Collected data entries

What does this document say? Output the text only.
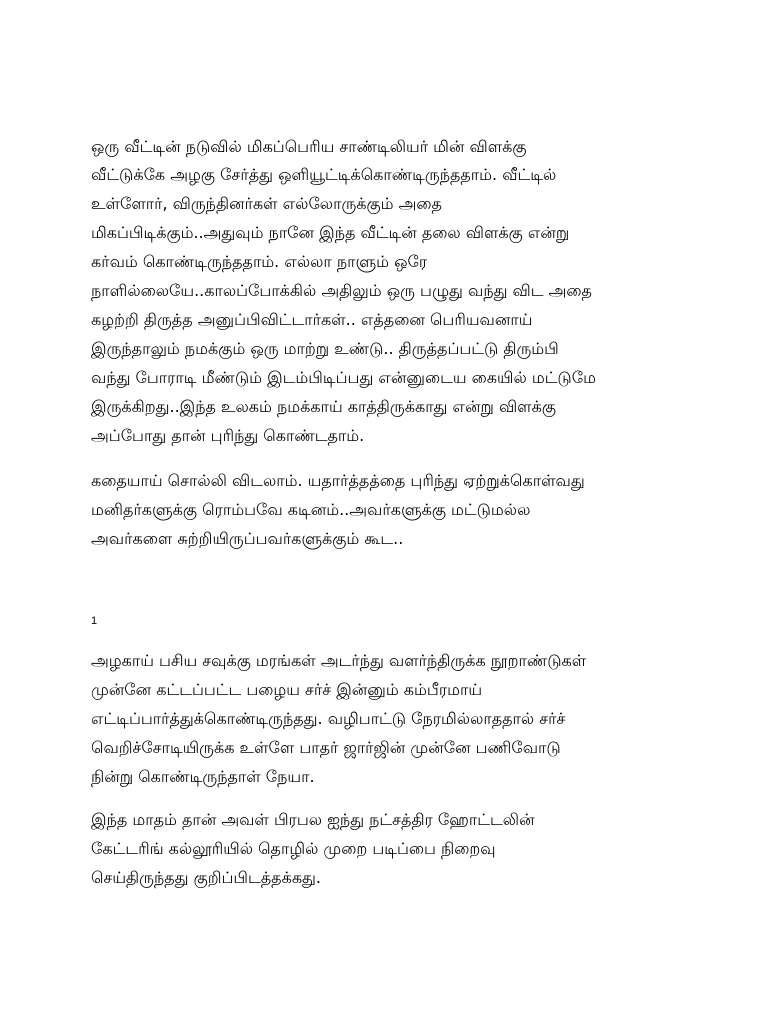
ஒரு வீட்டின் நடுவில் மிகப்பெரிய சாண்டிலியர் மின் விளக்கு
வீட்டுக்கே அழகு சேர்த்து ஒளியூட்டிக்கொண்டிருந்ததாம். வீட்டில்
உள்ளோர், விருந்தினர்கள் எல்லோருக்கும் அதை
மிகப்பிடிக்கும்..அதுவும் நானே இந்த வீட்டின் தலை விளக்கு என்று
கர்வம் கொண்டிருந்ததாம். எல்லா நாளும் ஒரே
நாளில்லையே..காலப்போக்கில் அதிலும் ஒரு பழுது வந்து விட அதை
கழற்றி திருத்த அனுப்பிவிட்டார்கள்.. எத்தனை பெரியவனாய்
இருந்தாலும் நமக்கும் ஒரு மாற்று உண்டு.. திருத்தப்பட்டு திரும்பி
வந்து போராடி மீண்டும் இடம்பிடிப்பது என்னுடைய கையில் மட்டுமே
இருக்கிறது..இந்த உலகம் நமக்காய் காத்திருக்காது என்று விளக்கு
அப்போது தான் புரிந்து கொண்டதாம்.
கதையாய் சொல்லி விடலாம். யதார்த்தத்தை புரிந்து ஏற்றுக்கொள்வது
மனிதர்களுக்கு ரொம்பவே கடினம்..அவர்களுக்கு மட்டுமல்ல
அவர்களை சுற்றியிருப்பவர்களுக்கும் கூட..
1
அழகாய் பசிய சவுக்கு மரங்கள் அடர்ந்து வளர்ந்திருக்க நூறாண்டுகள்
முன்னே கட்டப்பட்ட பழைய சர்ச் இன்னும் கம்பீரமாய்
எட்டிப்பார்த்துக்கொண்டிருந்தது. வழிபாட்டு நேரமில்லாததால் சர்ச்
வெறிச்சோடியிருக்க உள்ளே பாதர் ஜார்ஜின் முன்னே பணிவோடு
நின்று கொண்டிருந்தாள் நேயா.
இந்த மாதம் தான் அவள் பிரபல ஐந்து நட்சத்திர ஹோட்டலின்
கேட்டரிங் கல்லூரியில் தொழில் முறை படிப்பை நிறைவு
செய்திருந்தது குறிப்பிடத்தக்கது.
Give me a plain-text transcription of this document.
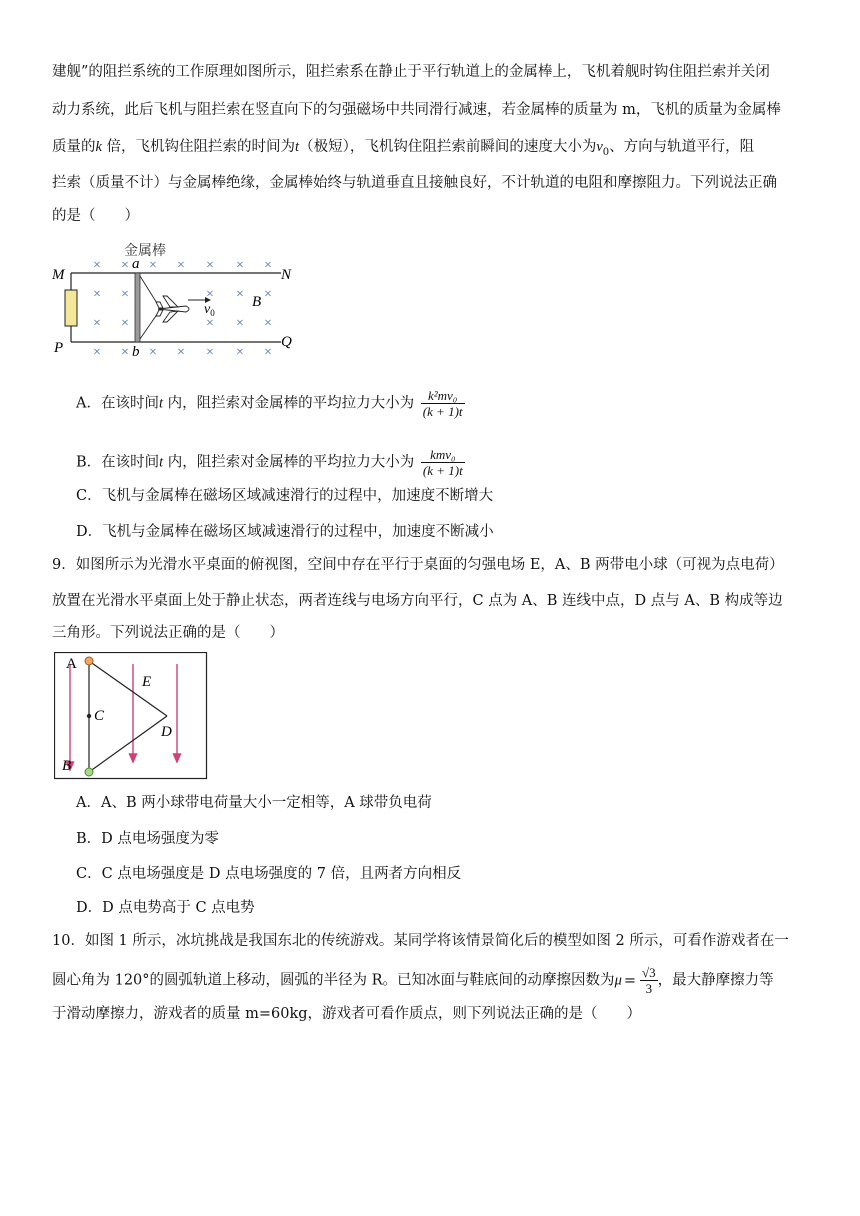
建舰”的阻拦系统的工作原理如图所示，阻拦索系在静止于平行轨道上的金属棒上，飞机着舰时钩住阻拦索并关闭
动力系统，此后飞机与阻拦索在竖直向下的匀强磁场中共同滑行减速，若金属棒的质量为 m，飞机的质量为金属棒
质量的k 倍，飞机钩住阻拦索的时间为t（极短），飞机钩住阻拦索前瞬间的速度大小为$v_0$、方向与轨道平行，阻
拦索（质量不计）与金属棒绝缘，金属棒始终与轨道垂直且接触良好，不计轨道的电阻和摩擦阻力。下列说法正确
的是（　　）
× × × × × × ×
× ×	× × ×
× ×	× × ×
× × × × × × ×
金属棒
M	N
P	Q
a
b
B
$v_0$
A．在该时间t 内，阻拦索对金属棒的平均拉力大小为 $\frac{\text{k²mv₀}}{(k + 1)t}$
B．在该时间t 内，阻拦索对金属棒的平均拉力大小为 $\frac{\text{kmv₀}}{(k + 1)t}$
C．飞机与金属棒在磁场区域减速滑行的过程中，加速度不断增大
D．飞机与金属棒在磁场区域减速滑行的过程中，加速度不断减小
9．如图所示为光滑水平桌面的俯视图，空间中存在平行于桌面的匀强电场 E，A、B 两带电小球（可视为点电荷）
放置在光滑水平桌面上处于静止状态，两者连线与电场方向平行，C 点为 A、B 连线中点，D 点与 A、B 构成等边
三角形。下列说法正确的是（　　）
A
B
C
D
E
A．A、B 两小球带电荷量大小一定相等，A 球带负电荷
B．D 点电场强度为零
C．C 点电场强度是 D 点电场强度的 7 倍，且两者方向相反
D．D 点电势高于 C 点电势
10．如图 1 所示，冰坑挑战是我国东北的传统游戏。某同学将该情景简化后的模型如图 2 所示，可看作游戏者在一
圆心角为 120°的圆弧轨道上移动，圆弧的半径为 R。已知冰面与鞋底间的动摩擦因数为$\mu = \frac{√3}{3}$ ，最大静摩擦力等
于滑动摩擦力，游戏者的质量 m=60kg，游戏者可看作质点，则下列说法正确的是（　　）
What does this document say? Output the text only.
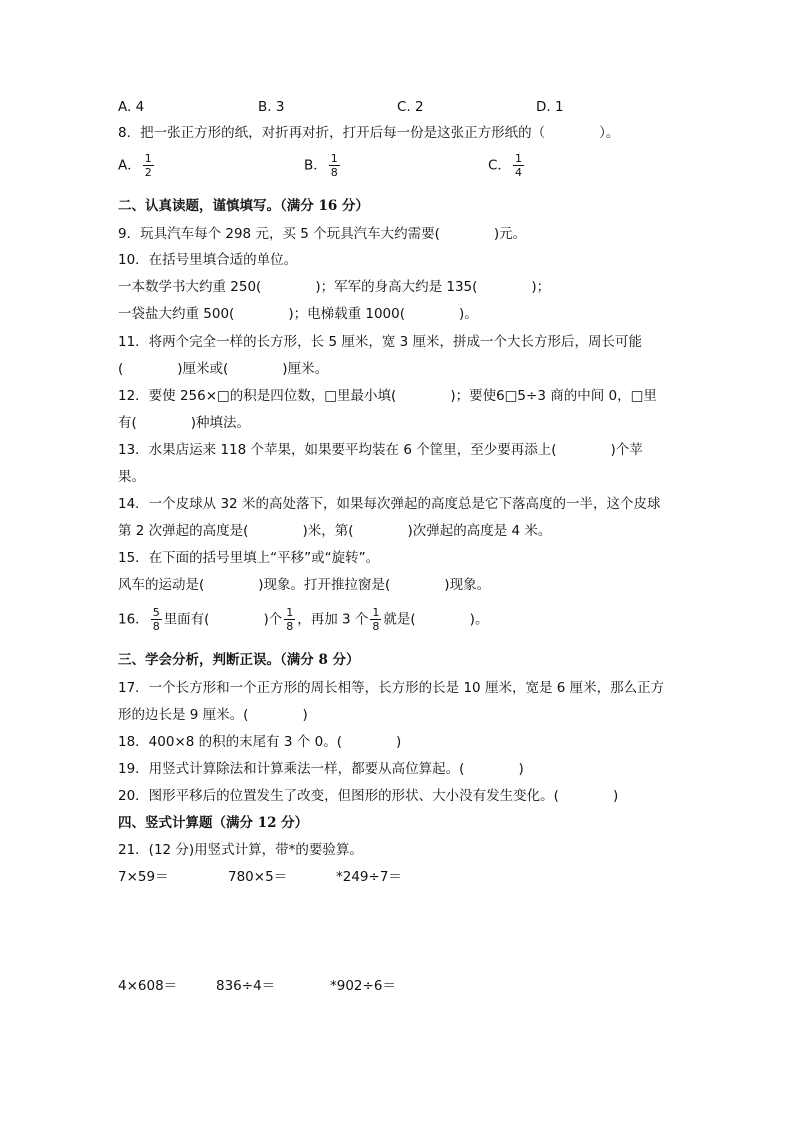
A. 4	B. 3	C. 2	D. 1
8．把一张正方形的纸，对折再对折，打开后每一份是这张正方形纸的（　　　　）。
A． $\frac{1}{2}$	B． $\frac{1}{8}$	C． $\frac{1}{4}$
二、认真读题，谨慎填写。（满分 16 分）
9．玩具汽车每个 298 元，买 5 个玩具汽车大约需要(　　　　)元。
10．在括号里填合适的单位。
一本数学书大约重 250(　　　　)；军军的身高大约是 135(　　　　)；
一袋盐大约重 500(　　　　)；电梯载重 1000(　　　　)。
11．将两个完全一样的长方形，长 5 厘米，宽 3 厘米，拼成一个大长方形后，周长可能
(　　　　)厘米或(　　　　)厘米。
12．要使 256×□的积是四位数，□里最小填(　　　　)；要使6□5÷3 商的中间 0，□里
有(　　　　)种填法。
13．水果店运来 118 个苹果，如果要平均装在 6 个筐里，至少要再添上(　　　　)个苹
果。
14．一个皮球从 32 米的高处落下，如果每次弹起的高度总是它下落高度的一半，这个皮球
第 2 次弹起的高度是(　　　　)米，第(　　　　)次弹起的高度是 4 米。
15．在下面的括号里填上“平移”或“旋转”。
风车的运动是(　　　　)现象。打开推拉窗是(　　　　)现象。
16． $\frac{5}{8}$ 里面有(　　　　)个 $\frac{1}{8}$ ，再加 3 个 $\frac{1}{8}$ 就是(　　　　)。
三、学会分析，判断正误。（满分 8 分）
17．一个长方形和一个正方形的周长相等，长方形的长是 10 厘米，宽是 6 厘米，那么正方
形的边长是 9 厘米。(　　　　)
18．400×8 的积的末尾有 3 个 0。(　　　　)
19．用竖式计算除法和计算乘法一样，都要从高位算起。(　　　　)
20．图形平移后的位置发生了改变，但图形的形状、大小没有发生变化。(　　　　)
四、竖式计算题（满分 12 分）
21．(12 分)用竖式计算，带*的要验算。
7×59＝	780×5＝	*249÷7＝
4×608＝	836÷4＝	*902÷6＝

* _What needs to be done_: Collect every line with the string "frac" from the records, and copy each.

* _Task answer_:
A．在该时间t 内，阻拦索对金属棒的平均拉力大小为 $\frac{\text{k²mv₀}}{(k + 1)t}$
B．在该时间t 内，阻拦索对金属棒的平均拉力大小为 $\frac{\text{kmv₀}}{(k + 1)t}$
圆心角为 120°的圆弧轨道上移动，圆弧的半径为 R。已知冰面与鞋底间的动摩擦因数为$\mu = \frac{√3}{3}$ ，最大静摩擦力等
A． $\frac{1}{2}$	B． $\frac{1}{8}$	C． $\frac{1}{4}$
16． $\frac{5}{8}$ 里面有(　　　　)个 $\frac{1}{8}$ ，再加 3 个 $\frac{1}{8}$ 就是(　　　　)。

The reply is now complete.